Work to complete – Pick out every line in the data below that holds "Kensington".

[Raw records]
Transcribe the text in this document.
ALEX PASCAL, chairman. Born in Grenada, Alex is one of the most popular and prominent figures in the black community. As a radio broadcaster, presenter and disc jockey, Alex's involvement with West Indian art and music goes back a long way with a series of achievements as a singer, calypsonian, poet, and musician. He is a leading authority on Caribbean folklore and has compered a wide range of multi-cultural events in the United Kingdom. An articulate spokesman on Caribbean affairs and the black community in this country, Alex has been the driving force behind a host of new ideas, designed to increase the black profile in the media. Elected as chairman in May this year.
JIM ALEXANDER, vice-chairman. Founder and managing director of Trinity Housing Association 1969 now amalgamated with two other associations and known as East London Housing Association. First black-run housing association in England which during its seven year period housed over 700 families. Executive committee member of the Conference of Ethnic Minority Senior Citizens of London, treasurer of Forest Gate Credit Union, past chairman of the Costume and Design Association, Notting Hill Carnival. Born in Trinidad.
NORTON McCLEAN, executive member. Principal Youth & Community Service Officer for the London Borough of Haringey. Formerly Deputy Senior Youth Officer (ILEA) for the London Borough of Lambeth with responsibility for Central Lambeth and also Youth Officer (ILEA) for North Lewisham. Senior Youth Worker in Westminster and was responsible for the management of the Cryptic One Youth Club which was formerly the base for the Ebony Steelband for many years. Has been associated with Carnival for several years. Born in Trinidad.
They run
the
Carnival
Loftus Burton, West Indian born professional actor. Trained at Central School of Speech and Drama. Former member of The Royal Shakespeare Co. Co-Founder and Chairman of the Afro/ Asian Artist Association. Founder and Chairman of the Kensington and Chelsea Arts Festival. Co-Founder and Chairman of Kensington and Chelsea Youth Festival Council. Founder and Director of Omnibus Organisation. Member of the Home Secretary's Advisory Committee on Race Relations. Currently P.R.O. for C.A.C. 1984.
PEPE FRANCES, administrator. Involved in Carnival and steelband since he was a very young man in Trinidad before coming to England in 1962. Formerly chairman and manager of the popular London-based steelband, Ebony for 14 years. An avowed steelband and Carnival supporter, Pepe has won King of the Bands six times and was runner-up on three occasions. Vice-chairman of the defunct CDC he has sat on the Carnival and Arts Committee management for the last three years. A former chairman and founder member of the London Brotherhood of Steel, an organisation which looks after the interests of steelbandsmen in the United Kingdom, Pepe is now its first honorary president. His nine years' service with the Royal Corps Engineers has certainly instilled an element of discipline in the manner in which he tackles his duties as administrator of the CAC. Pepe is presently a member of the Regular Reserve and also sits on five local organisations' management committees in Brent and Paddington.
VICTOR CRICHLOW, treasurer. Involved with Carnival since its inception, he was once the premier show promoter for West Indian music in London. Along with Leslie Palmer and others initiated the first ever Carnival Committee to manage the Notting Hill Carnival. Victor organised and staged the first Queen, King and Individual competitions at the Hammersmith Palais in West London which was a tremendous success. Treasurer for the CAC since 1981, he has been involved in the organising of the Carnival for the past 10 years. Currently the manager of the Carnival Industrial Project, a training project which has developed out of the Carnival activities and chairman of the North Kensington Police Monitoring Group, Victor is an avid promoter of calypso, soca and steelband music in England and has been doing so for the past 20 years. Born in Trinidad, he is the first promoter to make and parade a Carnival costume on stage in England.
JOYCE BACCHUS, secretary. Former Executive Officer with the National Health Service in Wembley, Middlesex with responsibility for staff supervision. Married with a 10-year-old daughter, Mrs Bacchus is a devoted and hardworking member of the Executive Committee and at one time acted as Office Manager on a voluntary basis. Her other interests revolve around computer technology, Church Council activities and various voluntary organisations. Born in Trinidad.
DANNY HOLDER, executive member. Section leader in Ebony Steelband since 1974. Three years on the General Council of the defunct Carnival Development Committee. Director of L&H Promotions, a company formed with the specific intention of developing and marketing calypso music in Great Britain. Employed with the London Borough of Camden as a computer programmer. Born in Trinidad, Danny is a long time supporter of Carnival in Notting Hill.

Task output –
Loftus Burton, West Indian born professional actor. Trained at Central School of Speech and Drama. Former member of The Royal Shakespeare Co. Co-Founder and Chairman of the Afro/ Asian Artist Association. Founder and Chairman of the Kensington and Chelsea Arts Festival. Co-Founder and Chairman of Kensington and Chelsea Youth Festival Council. Founder and Director of Omnibus Organisation. Member of the Home Secretary's Advisory Committee on Race Relations. Currently P.R.O. for C.A.C. 1984.
VICTOR CRICHLOW, treasurer. Involved with Carnival since its inception, he was once the premier show promoter for West Indian music in London. Along with Leslie Palmer and others initiated the first ever Carnival Committee to manage the Notting Hill Carnival. Victor organised and staged the first Queen, King and Individual competitions at the Hammersmith Palais in West London which was a tremendous success. Treasurer for the CAC since 1981, he has been involved in the organising of the Carnival for the past 10 years. Currently the manager of the Carnival Industrial Project, a training project which has developed out of the Carnival activities and chairman of the North Kensington Police Monitoring Group, Victor is an avid promoter of calypso, soca and steelband music in England and has been doing so for the past 20 years. Born in Trinidad, he is the first promoter to make and parade a Carnival costume on stage in England.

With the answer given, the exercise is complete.